*Esercizi*.
A – Ripeti parola per parola il brano del discorso sulla gratuità nell'economia che comincia con "Michel Camdessus" e prosegue fino a "suo stesso tracollo.".
B – Nel discorso sulla gratuità nell'economia, elenca gli ambiti in cui l'esperienza del dono va resa sempre più quotidiana.
C – Prosegui il discorso sulla gratuità nell'economia di mercato a partire dall'ultima frase riportata.

*Testo di partenza*.
Share On

Michel Camdessus

Honorary Governor of the Bank of France
 biography
 Nel tempo che viviamo poter parlare della nostra passione di uomini per la costruzione di una società umana (a misura d’uomo), è davvero qualcosa che ci rinfranca , tanto è il disincanto che si diffonde intorno a noi.
Nell’ambito economico, che è il mio, in questo inizio del XXI secolo, parlare di una società a misura d’uomo, umana, invita a meditare le lezioni che vengono dalla crisi che abbiamo appena attraversato. Questa ci ha rivelato che quando l’economia di mercato si fonda esclusivamente sulla ricerca del profitto conduce alla distruzione delle ricchezze e dell’occupazione, a delle orribili sofferenze, in breve al suo stesso tracollo.
 
La crisi ci invita anche ad un’altra riflessione forse più profonda sull’uomo di fronte all’economia. Creato a immagine di Dio che è dono, egli è chiamato a farsi lui stesso dono e quindi a fare almeno un po’ di posto al dono nella sua attività economica. Potremmo anzi dire che il grado di umanità di una società si misuri sullo spazio che il dono, cioè la gratuità, occupa al suo interno. Questa affermazione può apparire paradossale di fronte a un mondo che negli ultimi trent’anni si è lasciato impregnare dal pensiero neoliberale, che ha conferito un ruolo centrale alla ricerca del profitto e che è stato costantemente proteso a marginalizzare tutti i valori etici e in particolare la gratuità. E’ dunque importante chiedersi se, in un’economia di mercato, la gratuità è una utopia o se, al contrario, essa è una condizione di sopravvivenza e di sviluppo sostenibile, durevole di un’economia.
*       *
 
 
Io credo che cercare di accrescere lo spazio della gratuità anche in seno all’economia di mercato non è utopia ma, al contrario, realismo. Realismo cristiano certo, ma io direi anche realismo tout court. 
Realismo cristiano, certamente, perché affonda le sue radici proprio nel cuore della nostra Fede. Perché la gratuità dovrebbe avere un posto centrale nell’attività economica?  Perché l’attività economica è umana e – cito Benedetto XVI – “L'essere umano è fatto per il dono, che ne esprime ed attua la dimensione di trascendenza.”, così è perché l’uomo è creato ad immagine di Dio e il dono è l’essere stesso di Dio. Dio è dono. “Questa similitudine, diceva già la Gaudium et Spes, manifesta che l'uomo…non possa ritrovarsi pienamente se non attraverso un dono sincero di sé" (par. 44). Questo è il progetto di Dio sull’uomo e attraverso di lui sulla società. C’è nella Caritas in Veritate un paragrafo 34 che noi dovremmo tutti leggere e rileggere. L’uomo è invitato, ci dice Benedetto XVI, a conoscere “la stupefacente esperienza del dono”; e quel che ha di considerevole questa esperienza è che essa è sublime ma vuol essere quotidiana, e sta a noi renderla sempre più quotidiana, nei suoi tre aspetti: nelle nostre vite, nella vita delle imprese e nelle relazioni internazionali”.

Dati su elementi e coordinate
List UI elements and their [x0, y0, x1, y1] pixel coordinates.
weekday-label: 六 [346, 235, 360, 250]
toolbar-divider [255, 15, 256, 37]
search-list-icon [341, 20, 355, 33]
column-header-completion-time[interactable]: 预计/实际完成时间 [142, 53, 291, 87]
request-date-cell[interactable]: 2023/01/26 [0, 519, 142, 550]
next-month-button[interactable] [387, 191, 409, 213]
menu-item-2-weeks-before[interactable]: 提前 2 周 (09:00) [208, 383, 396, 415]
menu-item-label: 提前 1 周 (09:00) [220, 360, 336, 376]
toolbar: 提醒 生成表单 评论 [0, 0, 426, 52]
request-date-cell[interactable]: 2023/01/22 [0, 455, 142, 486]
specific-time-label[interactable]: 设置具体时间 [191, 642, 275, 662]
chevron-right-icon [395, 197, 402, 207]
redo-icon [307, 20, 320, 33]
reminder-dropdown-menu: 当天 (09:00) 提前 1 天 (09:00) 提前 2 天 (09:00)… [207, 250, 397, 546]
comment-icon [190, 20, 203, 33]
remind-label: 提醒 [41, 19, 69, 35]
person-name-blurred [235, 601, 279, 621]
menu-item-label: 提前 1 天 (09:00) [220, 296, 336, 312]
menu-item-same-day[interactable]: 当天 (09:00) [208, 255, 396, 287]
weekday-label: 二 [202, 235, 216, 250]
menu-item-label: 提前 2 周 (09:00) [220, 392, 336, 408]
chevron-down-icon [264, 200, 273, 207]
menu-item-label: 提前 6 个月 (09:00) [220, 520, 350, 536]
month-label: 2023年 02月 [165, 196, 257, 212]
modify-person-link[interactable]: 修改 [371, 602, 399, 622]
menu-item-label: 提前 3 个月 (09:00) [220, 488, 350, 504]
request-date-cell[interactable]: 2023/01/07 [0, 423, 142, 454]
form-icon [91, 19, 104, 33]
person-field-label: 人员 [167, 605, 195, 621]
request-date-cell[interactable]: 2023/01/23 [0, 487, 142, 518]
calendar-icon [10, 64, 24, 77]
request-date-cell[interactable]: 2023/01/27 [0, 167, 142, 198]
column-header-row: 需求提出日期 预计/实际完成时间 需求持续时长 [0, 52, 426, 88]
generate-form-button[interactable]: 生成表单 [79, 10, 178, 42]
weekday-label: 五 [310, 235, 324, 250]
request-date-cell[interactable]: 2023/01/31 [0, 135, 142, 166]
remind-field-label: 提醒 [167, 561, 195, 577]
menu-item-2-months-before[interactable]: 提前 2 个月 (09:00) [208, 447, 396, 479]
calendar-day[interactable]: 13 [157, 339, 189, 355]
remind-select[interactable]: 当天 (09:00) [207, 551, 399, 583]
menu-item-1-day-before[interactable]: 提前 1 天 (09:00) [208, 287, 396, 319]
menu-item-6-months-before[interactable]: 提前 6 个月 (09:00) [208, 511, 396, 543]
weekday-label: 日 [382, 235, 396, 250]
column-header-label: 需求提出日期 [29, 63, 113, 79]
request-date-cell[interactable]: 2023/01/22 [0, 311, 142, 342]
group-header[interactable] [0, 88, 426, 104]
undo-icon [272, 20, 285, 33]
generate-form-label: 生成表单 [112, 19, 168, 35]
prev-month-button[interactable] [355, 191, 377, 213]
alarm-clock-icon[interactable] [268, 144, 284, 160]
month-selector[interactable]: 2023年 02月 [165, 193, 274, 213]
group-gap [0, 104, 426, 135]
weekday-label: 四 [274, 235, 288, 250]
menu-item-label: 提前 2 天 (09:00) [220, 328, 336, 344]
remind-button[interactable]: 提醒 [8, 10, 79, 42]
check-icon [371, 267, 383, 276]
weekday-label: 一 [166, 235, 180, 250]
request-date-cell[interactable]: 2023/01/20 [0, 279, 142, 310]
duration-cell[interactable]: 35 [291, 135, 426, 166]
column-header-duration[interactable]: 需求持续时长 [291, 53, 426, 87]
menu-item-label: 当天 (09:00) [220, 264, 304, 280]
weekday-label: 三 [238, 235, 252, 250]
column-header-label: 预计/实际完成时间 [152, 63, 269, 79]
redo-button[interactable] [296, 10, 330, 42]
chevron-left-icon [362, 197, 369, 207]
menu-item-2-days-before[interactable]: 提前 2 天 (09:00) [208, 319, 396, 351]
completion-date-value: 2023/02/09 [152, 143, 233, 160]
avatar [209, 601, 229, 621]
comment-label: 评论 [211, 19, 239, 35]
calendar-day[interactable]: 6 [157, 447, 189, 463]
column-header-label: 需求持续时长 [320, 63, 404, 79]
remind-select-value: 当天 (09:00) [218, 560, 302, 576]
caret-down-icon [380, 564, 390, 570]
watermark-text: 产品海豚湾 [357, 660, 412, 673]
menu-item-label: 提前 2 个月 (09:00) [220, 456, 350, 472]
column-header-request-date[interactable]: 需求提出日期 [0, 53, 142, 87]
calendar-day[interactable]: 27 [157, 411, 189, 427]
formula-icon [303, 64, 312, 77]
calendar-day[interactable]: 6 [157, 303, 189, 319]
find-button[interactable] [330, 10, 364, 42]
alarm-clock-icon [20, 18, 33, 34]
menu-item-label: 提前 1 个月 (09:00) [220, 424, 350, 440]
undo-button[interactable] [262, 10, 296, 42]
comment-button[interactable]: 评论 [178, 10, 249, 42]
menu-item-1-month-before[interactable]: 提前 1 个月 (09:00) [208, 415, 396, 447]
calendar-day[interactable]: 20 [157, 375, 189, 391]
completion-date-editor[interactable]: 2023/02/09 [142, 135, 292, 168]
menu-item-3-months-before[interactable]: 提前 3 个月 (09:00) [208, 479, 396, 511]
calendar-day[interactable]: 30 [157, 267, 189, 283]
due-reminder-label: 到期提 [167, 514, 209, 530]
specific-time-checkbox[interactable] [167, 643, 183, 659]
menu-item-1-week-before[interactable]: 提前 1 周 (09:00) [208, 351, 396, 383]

*Le risposte*.
A –
Michel Camdessus

Honorary Governor of the Bank of France
 biography
 Nel tempo che viviamo poter parlare della nostra passione di uomini per la costruzione di una società umana (a misura d’uomo), è davvero qualcosa che ci rinfranca , tanto è il disincanto che si diffonde intorno a noi.
Nell’ambito economico, che è il mio, in questo inizio del XXI secolo, parlare di una società a misura d’uomo, umana, invita a meditare le lezioni che vengono dalla crisi che abbiamo appena attraversato. Questa ci ha rivelato che quando l’economia di mercato si fonda esclusivamente sulla ricerca del profitto conduce alla distruzione delle ricchezze e dell’occupazione, a delle orribili sofferenze, in breve al suo stesso tracollo.

B –
- Le nostre vite
- La vita delle imprese
- Le relazioni internazionali

C –
   Nelle nostre vite, prima di tutto. Il dono, forse, vi è già più presente di quel che crediamo: in tutti i gesti di apertura all’altro, di sostegno disinteressato che ci sembrano scontati, di impegno anche nella vita civile. Questa chiamata alla stupefacente esperienza della gratuità è, infatti, un invito a dare prima di tutto e semplicemente tutta la sua rilevanza a quello che già è vera gratuità, nella quotidianità delle nostre vite, senza farci bloccare dalle nostre paure e meschinità. Potrei darne mille esempi : compiere il primo passo per andare a parlare con colui di cui diffidiamo, « sminare un terreno » perché il dialogo divenga possibile,  usare al meglio non solo i nostri soldi ma anche le nostre parole : un parlare liberato, nell’ascolto dell’altro al di là dei singoli vocaboli, una parola donata… Impegno politico nella società soprattutto, “la forma più alta della carità” ha detto Pio XII. Impegno essenziale, questo. Farò riferimento fra poco al problema dello sviluppo dell’Africa e del sostegno internazionale che le è necessario. Consideriamo comunque fin d’ora che questo sostegno raggiungerà il livello necessario solo se l’impegno di coloro che, nei paesi cosiddetti sviluppati ne hanno compresa la necessità, sarà sufficientemente forte da ottenerlo.
 Questo sostegno internazionale però avrà senso solo se, nei paesi poveri, l’impegno della società civile è sufficientemente forte da ridurre quelle disuguaglianze nella distribuzione delle ricchezze che sono uno dei principali ostacoli a questo sviluppo. Dono attraverso l’impegno, al Nord come al Sud.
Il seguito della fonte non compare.